[START]

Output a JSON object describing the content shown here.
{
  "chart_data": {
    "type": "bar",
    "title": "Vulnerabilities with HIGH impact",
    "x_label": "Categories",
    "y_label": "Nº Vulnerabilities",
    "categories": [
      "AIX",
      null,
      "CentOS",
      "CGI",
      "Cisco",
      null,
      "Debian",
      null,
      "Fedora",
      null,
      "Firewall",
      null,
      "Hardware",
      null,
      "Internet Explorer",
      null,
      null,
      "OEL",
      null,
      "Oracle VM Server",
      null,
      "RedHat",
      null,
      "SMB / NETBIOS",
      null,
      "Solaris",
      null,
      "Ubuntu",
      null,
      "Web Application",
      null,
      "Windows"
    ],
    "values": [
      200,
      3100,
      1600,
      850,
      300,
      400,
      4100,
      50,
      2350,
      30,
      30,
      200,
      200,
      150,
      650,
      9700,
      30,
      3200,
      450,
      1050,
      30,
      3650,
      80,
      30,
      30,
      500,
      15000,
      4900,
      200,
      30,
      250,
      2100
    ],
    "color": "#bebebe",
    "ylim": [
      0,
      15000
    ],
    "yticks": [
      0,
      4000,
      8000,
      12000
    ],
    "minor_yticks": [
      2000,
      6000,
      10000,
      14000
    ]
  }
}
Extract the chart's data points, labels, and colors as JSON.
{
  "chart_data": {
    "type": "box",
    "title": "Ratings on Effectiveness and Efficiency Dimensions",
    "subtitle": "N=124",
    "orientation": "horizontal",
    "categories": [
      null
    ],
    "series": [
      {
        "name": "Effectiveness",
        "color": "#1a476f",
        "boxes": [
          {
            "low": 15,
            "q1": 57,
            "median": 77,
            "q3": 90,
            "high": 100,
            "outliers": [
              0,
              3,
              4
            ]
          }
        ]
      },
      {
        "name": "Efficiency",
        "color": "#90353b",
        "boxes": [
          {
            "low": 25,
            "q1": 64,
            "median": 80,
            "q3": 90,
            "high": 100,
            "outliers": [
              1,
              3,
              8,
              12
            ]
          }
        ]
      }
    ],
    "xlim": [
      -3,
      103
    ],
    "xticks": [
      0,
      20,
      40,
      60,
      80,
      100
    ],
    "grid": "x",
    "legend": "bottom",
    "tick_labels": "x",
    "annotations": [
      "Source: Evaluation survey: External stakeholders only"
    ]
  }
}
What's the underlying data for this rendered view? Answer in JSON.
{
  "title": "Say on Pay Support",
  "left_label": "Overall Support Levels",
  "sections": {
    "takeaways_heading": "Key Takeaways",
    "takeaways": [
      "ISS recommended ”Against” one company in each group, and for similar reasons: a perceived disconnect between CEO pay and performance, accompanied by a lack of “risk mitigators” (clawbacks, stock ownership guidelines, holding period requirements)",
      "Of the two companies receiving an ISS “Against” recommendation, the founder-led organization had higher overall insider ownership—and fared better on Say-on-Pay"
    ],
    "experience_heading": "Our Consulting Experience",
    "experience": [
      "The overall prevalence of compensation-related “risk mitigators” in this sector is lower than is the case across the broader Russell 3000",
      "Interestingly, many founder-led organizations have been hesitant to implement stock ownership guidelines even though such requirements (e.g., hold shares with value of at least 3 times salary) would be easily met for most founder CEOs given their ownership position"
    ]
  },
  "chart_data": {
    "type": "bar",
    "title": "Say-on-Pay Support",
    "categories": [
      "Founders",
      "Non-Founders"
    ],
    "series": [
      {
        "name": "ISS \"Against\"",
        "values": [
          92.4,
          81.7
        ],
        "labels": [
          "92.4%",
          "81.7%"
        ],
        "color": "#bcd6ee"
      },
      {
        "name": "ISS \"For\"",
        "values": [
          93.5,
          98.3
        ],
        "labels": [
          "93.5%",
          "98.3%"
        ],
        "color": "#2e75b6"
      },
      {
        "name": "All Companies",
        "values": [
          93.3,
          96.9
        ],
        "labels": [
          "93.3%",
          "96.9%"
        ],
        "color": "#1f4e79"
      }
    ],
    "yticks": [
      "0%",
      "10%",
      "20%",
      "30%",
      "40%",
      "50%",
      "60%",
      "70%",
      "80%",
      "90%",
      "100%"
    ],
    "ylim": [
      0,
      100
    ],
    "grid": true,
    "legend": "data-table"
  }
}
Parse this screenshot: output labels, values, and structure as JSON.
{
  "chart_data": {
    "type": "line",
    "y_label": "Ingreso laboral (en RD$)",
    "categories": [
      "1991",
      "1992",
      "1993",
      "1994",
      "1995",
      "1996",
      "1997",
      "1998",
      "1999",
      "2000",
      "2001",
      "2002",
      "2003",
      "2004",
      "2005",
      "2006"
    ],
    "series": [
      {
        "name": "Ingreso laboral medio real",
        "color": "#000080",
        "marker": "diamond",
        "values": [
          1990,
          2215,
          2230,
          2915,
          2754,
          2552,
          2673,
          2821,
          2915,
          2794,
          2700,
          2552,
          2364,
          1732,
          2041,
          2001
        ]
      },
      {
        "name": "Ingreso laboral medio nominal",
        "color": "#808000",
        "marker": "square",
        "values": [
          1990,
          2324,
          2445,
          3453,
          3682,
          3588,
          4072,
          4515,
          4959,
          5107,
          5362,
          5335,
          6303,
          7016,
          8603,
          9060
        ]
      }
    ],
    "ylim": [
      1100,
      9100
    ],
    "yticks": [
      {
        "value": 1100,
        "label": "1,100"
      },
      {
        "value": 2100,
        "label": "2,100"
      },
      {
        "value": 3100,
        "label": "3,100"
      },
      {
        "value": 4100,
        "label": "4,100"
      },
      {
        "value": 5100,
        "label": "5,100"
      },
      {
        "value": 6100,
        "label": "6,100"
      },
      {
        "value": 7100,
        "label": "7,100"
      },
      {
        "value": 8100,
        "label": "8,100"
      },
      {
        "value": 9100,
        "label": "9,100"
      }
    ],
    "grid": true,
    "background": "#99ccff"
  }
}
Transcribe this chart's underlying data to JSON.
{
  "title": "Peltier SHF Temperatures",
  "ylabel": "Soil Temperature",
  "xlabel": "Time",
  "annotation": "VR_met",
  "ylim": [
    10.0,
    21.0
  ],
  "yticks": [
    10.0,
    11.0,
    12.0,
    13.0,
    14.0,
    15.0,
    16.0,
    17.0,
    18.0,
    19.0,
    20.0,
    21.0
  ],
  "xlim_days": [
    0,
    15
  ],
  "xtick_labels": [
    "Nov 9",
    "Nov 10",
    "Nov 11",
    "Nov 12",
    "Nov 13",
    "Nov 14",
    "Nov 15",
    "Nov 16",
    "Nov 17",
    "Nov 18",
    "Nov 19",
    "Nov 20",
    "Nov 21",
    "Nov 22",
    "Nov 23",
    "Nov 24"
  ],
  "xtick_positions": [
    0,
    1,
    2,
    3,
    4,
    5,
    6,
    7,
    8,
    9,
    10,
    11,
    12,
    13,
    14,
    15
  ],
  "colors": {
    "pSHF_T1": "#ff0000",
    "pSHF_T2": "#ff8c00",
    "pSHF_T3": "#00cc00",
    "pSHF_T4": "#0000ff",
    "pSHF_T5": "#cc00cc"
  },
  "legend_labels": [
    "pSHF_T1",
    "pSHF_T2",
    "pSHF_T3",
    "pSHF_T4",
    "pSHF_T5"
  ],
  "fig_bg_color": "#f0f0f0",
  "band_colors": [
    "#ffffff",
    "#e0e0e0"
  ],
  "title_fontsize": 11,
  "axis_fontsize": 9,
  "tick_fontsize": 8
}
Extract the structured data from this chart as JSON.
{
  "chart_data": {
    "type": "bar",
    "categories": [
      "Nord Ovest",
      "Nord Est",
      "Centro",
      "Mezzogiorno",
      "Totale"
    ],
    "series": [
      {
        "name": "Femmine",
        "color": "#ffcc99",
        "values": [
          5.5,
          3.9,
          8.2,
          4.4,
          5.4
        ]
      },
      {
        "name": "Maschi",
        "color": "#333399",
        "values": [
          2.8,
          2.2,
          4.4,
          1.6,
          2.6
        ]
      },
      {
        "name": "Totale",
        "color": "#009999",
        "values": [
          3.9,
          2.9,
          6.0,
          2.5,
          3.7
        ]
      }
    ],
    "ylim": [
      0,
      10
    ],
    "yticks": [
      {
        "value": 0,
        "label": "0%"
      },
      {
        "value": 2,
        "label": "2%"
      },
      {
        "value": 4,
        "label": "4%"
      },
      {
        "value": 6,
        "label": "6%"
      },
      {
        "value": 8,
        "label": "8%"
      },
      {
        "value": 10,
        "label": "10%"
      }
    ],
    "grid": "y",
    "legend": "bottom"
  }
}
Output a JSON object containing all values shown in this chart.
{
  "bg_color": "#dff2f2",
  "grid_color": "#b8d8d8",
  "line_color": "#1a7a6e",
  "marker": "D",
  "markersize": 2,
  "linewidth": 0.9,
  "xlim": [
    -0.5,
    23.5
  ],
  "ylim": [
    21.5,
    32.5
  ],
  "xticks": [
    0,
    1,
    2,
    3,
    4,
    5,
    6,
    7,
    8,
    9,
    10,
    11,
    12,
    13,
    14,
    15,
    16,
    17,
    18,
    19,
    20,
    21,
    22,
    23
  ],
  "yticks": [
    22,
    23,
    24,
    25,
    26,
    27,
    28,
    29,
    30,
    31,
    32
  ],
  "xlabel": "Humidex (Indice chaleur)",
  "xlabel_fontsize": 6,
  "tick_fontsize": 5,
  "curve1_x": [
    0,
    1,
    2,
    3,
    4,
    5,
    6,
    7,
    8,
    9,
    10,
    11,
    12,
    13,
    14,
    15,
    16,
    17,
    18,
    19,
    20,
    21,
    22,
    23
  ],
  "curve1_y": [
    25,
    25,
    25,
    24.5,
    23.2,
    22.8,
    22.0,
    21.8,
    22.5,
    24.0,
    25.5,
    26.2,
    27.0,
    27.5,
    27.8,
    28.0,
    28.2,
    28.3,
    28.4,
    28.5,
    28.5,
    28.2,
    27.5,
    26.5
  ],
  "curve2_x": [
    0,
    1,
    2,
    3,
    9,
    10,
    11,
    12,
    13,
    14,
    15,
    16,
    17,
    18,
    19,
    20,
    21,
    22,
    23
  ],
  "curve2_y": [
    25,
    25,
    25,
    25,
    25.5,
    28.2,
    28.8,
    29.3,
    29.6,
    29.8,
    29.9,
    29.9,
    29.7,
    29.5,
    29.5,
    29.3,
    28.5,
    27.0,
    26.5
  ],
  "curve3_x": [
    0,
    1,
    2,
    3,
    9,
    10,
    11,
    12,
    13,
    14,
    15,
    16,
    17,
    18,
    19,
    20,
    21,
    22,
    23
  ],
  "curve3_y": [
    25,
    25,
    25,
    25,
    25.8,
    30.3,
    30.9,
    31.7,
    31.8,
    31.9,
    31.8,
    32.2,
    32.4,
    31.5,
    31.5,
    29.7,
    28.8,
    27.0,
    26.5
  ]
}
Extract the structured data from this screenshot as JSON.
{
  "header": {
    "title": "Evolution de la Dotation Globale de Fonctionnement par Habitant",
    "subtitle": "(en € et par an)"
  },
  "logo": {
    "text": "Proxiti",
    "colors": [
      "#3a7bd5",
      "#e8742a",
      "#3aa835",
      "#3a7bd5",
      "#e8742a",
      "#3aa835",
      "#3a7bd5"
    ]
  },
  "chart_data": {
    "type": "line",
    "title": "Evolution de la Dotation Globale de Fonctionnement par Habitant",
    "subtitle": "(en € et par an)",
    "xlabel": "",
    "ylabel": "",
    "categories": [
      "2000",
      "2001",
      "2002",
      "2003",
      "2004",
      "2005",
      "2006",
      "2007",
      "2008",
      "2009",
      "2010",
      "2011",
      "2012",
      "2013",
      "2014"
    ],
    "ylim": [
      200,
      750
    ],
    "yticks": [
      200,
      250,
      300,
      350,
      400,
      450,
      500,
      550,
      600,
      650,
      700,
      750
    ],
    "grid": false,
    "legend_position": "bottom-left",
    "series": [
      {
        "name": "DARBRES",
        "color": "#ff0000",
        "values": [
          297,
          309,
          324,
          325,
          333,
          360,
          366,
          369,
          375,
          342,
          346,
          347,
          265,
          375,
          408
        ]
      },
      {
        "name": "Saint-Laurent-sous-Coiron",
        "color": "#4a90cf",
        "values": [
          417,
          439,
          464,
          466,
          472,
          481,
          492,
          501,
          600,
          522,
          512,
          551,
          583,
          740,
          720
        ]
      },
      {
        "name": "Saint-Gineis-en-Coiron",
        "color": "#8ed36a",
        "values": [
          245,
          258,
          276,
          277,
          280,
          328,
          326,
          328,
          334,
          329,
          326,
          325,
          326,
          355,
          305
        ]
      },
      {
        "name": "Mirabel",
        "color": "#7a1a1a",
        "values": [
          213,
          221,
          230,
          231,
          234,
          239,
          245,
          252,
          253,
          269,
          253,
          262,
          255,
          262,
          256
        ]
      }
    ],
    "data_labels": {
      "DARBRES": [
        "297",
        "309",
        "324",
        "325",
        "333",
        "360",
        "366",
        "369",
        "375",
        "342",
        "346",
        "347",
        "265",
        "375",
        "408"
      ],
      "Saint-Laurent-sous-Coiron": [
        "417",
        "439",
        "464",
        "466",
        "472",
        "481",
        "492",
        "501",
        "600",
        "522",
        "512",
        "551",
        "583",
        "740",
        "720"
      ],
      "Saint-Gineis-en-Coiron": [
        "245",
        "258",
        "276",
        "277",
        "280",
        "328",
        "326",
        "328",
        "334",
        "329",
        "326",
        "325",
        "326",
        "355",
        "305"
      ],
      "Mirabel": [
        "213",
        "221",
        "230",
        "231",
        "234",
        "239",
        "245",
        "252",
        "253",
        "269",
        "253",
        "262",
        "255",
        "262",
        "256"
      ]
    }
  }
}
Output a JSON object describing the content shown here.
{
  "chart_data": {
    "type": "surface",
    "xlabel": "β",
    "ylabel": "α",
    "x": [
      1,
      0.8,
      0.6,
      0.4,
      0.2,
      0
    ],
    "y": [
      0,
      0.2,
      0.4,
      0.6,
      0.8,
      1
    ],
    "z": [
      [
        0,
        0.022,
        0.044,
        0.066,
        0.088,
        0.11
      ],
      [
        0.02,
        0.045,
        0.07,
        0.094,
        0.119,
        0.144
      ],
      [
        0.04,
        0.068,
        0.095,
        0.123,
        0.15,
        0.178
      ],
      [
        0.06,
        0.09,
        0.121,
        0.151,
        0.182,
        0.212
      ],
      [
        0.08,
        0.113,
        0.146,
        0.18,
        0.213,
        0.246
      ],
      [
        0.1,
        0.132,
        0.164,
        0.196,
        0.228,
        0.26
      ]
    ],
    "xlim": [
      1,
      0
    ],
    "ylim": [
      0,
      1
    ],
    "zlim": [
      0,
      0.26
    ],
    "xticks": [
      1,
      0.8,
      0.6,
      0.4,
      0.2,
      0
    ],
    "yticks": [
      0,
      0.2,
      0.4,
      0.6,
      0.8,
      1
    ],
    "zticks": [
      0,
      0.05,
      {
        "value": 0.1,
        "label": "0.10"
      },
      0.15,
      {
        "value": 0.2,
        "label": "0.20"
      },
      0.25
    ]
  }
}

[END]

TASK DETAILS:
Show each line of the data that contains the string "this".

EXERCISE OUTPUT:
What's the underlying data for this rendered view? Answer in JSON.
      "The overall prevalence of compensation-related “risk mitigators” in this sector is lower than is the case across the broader Russell 3000",
Parse this screenshot: output labels, values, and structure as JSON.
Transcribe this chart's underlying data to JSON.
Extract the structured data from this chart as JSON.
Output a JSON object containing all values shown in this chart.
Extract the structured data from this screenshot as JSON.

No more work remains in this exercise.